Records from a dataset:
☆ ☆ ☆ ☆ ☆ ☆ ☆

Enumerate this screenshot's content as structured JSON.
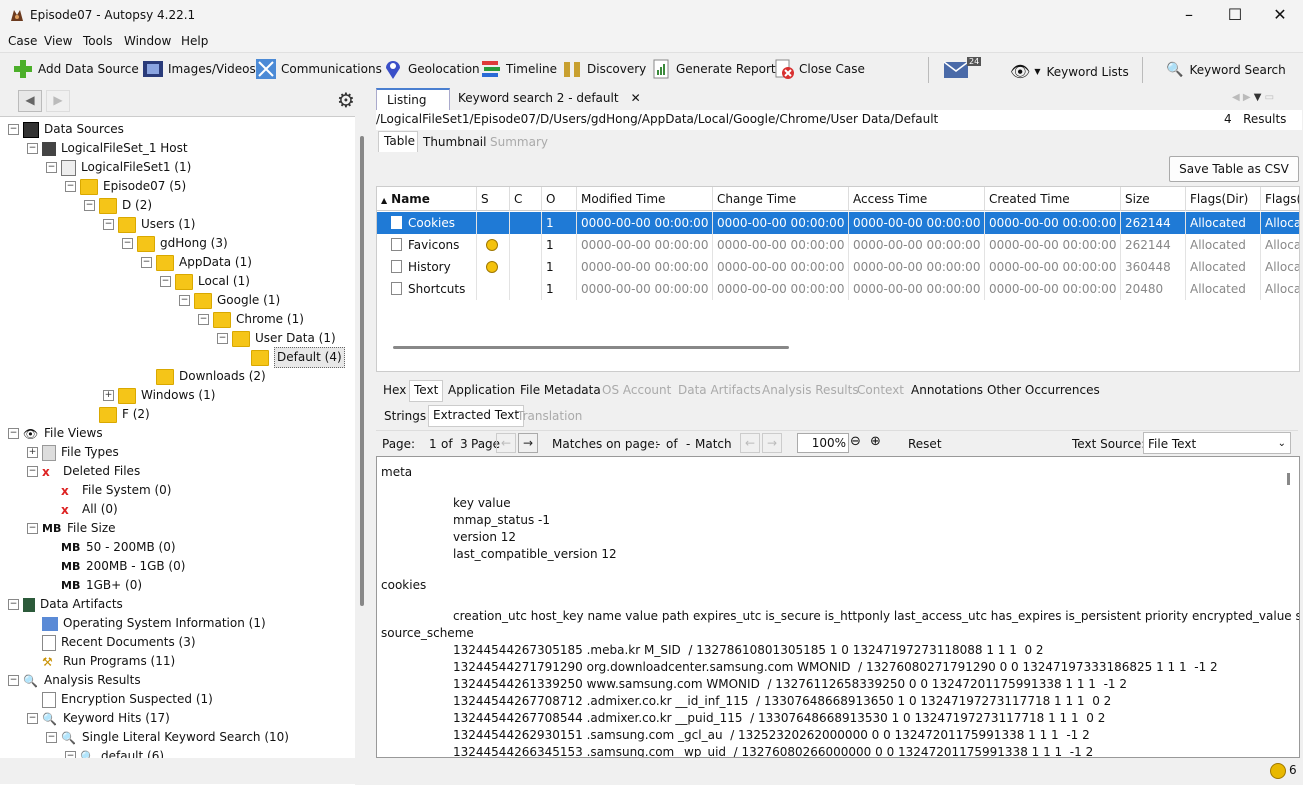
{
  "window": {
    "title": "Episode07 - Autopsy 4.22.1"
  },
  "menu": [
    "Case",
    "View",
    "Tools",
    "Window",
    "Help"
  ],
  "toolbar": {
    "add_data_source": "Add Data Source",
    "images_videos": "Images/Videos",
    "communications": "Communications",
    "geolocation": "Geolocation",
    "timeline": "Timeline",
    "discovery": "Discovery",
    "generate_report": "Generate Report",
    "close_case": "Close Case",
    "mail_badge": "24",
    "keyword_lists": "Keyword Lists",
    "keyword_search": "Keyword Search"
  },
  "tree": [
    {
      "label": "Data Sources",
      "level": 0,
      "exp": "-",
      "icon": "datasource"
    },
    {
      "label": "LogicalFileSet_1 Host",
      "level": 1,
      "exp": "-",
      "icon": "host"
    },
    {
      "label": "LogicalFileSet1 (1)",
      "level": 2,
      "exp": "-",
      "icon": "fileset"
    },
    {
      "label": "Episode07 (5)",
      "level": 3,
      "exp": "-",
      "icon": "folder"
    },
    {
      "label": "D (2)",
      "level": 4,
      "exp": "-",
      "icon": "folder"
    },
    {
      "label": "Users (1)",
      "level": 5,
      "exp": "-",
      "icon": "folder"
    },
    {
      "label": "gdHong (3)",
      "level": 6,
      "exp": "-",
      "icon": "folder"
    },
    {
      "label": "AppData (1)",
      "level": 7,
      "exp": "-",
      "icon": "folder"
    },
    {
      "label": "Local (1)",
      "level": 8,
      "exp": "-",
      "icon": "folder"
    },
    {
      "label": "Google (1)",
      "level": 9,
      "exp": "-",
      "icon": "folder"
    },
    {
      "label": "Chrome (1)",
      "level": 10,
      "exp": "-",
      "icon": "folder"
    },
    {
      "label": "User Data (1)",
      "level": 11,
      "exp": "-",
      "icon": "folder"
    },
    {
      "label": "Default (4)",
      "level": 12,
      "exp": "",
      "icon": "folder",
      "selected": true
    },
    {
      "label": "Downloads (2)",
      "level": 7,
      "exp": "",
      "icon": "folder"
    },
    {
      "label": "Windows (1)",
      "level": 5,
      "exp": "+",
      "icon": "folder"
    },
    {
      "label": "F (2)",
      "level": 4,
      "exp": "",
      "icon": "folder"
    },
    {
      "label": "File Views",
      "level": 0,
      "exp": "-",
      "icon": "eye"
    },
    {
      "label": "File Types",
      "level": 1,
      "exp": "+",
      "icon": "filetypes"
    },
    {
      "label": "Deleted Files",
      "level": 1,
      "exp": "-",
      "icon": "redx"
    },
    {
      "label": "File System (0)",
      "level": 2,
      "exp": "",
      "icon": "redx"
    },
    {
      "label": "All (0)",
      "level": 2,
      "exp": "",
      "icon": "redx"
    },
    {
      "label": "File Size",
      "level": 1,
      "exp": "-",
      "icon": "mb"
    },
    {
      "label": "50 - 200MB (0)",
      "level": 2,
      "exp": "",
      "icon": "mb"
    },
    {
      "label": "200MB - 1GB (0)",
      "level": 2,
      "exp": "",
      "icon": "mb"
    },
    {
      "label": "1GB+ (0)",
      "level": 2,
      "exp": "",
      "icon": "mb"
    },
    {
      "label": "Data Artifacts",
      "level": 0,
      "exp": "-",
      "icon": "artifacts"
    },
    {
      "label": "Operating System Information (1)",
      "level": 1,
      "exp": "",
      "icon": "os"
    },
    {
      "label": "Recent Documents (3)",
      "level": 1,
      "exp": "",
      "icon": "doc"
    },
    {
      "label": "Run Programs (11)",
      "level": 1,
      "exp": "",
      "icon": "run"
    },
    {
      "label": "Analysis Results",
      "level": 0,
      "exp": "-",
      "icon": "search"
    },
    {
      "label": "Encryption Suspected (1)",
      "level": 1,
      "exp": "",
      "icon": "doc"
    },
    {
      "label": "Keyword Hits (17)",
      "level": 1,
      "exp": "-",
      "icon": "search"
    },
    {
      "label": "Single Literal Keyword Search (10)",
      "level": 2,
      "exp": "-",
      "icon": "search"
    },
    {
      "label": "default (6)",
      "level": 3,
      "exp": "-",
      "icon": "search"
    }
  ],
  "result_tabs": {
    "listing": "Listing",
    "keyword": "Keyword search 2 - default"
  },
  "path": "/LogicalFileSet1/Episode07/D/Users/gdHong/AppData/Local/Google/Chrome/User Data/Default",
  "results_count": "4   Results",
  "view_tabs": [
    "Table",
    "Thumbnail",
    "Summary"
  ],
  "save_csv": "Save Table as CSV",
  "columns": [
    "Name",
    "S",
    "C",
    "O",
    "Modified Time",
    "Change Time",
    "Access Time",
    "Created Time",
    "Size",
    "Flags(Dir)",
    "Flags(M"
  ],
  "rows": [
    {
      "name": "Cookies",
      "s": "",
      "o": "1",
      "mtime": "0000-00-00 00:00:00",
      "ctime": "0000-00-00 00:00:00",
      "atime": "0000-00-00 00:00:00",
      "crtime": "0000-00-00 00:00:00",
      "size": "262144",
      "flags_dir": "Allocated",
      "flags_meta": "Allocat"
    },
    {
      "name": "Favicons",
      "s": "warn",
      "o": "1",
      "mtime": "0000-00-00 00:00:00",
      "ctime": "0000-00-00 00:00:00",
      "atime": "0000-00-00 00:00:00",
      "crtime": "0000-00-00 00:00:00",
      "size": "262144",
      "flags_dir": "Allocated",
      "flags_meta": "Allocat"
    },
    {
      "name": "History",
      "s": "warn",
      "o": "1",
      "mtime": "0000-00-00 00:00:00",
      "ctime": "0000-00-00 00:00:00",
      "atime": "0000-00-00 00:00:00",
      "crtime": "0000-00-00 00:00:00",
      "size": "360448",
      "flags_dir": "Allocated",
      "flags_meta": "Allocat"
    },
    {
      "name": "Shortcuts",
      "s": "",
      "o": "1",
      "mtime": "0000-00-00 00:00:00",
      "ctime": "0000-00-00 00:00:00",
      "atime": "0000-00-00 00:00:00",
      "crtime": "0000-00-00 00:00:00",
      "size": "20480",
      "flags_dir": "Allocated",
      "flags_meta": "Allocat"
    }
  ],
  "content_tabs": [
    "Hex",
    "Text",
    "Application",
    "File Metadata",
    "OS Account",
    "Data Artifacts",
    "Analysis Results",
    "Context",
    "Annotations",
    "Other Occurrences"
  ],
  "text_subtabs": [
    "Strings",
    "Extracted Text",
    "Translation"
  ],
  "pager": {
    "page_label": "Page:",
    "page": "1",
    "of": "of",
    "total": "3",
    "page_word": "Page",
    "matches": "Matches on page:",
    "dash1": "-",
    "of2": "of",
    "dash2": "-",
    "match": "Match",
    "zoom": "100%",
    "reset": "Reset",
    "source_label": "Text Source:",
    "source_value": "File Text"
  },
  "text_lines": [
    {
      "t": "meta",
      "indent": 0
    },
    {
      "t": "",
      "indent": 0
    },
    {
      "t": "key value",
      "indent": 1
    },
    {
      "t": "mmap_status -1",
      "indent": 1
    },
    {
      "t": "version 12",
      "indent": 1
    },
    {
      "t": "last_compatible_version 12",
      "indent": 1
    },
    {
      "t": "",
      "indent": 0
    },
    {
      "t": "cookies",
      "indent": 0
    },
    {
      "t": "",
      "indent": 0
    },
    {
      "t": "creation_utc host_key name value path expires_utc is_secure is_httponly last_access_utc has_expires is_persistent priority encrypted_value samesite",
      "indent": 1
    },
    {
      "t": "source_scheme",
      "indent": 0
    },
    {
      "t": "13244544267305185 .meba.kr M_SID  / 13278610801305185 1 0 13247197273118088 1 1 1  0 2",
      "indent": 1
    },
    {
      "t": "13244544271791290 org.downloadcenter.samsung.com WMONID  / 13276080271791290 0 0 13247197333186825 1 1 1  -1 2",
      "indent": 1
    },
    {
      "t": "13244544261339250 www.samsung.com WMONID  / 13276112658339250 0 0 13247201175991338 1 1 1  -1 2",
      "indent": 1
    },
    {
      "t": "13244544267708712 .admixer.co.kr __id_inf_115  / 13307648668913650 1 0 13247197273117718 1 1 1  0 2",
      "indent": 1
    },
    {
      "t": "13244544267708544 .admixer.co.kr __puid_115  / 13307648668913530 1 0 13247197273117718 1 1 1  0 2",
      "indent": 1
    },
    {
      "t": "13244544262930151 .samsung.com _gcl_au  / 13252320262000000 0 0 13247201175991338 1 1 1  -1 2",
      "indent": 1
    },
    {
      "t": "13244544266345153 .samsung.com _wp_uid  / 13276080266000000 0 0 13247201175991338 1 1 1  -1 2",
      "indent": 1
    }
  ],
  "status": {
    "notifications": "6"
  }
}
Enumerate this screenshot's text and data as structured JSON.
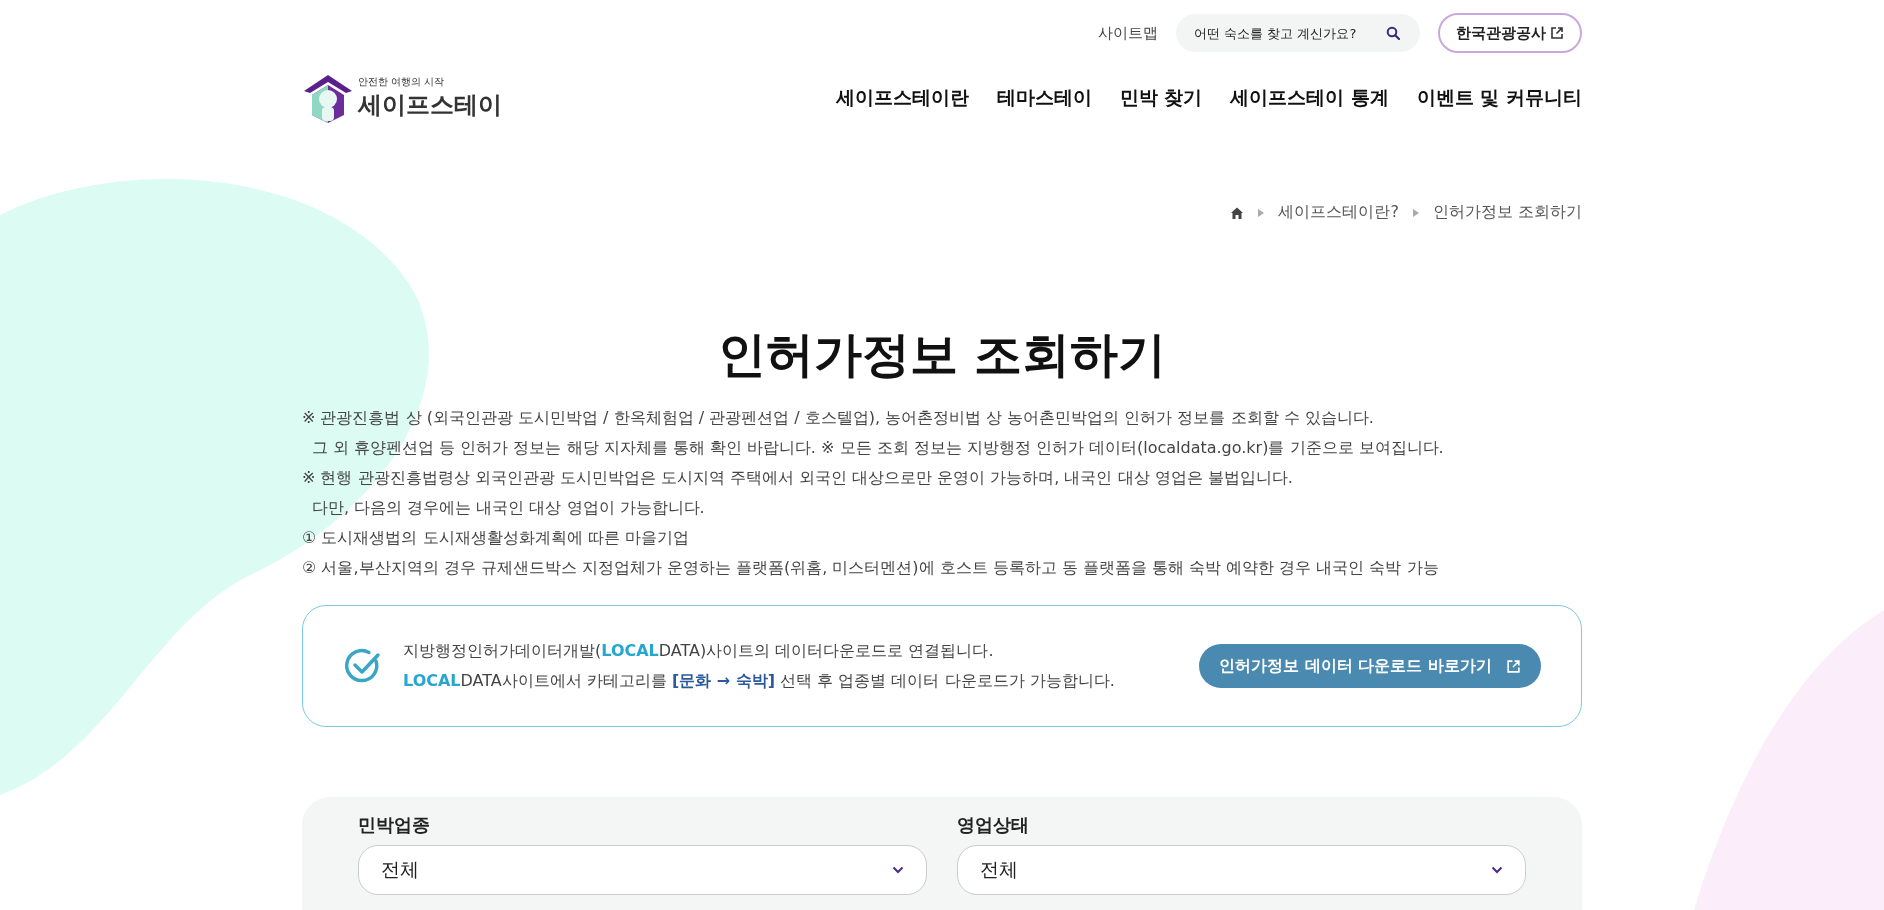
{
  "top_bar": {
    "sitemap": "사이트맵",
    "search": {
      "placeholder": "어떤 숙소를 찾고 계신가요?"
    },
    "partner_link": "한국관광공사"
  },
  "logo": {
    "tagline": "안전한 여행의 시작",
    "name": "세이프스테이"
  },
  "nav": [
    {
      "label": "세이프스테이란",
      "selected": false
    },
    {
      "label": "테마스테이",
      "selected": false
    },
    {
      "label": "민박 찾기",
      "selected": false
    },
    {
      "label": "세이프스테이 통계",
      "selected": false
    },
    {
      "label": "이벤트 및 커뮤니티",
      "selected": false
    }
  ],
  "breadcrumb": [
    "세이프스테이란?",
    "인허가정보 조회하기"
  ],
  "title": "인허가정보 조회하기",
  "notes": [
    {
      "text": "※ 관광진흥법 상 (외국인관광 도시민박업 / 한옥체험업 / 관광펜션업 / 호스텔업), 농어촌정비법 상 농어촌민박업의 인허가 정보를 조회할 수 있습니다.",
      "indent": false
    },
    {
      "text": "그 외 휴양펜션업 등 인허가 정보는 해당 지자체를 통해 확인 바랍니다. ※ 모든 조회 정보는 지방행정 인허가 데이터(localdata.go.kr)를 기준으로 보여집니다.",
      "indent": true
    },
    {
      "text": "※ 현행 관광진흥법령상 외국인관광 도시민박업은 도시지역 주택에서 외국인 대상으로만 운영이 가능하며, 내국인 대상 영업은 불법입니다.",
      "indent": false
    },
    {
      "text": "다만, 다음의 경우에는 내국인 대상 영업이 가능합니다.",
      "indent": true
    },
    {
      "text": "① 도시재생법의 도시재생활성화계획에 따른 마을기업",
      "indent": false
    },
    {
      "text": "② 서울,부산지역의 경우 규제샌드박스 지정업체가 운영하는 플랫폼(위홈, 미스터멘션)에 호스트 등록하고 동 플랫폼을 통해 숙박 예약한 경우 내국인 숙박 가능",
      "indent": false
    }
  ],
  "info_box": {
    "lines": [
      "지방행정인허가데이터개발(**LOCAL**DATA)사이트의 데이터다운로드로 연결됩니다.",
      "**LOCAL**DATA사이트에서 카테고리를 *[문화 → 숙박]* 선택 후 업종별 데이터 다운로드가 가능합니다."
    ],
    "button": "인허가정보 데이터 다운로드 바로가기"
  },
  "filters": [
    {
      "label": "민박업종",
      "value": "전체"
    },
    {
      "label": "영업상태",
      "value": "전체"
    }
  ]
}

☆ ☆ ☆ ☆ ☆ ☆ ☆

Where a line in the entries holds the word "Enumerate", copy that line.

Enumerate this screenshot's content as structured JSON.
Enumerate this screenshot's text and data as structured JSON.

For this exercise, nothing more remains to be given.